INSTRUCTIONS FOR THE TASK
Can you format the part of the material that opens with the line containing "bar-6%-$4 million [608,285,648,425]" and closes with the line containing "x-category-label: $2.75 million" as a JSON list of strings, one string per line, with blank lines left out?

EXTRACTED MATERIAL
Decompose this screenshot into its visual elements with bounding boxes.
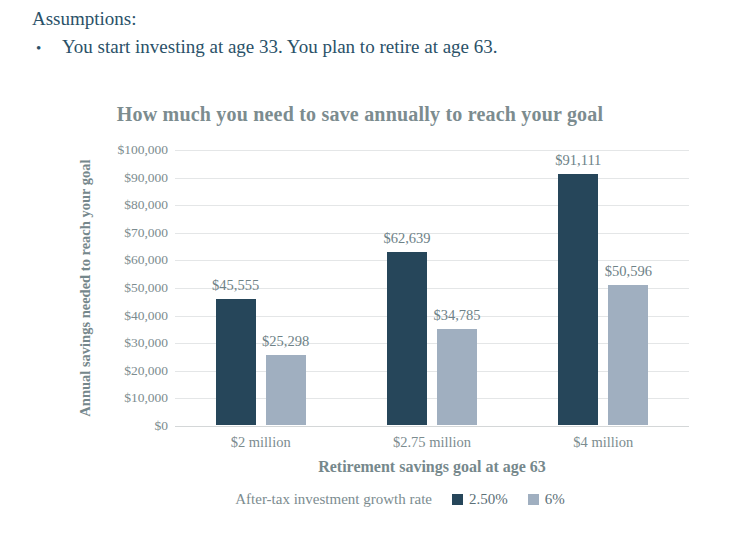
bar-6%-$4 million [608,285,648,425]
y-tick-label: $10,000 [40,390,168,406]
legend-item-2.50%: 2.50% [452,491,508,508]
x-category-label: $2 million [231,434,291,451]
legend-title: After-tax investment growth rate [235,491,432,508]
x-category-label: $4 million [573,434,633,451]
x-category-label: $2.75 million [393,434,471,451]
x-axis-title: Retirement savings goal at age 63 [175,458,689,476]
bar-data-label: $50,596 [605,263,652,280]
bar-data-label: $62,639 [383,230,430,247]
x-axis-labels: $2 million $2.75 million $4 million [175,434,689,454]
legend-item-label: 2.50% [469,491,508,508]
chart-title: How much you need to save annually to re… [60,103,660,126]
y-tick-label: $40,000 [40,308,168,324]
bar-2.50%-$4 million [558,174,598,425]
legend: After-tax investment growth rate 2.50% 6% [120,491,680,508]
y-tick-label: $0 [40,418,168,434]
assumptions-heading: Assumptions: [32,8,137,30]
x-axis-line [175,426,689,427]
gridline [175,205,689,206]
assumption-text: You start investing at age 33. You plan … [62,36,498,60]
bar-data-label: $91,111 [555,152,601,169]
y-tick-label: $60,000 [40,252,168,268]
legend-items: 2.50% 6% [452,491,565,508]
gridline [175,233,689,234]
y-axis-ticks: $0$10,000$20,000$30,000$40,000$50,000$60… [40,150,168,426]
legend-swatch-icon [528,494,539,505]
y-tick-label: $50,000 [40,280,168,296]
y-tick-label: $70,000 [40,225,168,241]
legend-swatch-icon [452,494,463,505]
bar-6%-$2 million [266,355,306,425]
y-tick-label: $100,000 [40,142,168,158]
y-tick-label: $20,000 [40,363,168,379]
bar-2.50%-$2 million [216,299,256,425]
y-tick-label: $90,000 [40,170,168,186]
gridline [175,178,689,179]
bar-2.50%-$2.75 million [387,252,427,425]
bar-6%-$2.75 million [437,329,477,425]
bullet-icon: • [36,36,62,60]
bar-data-label: $34,785 [433,307,480,324]
gridline [175,260,689,261]
page: Assumptions: • You start investing at ag… [0,0,730,535]
y-tick-label: $80,000 [40,197,168,213]
assumption-item: • You start investing at age 33. You pla… [36,36,498,60]
bar-data-label: $45,555 [212,277,259,294]
legend-item-6%: 6% [528,491,565,508]
y-tick-label: $30,000 [40,335,168,351]
plot-area: $45,555 $25,298 $62,639 $34,785 $91,111 $50,5… [175,150,689,426]
gridline [175,150,689,151]
legend-item-label: 6% [545,491,565,508]
bar-data-label: $25,298 [262,333,309,350]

ANSWER TO THIS EXERCISE
[
  "bar-6%-$4 million [608,285,648,425]",
  "y-tick-label: $10,000 [40,390,168,406]",
  "legend-item-2.50%: 2.50% [452,491,508,508]",
  "x-category-label: $2 million [231,434,291,451]",
  "legend-title: After-tax investment growth rate [235,491,432,508]",
  "x-category-label: $4 million [573,434,633,451]",
  "x-category-label: $2.75 million [393,434,471,451]"
]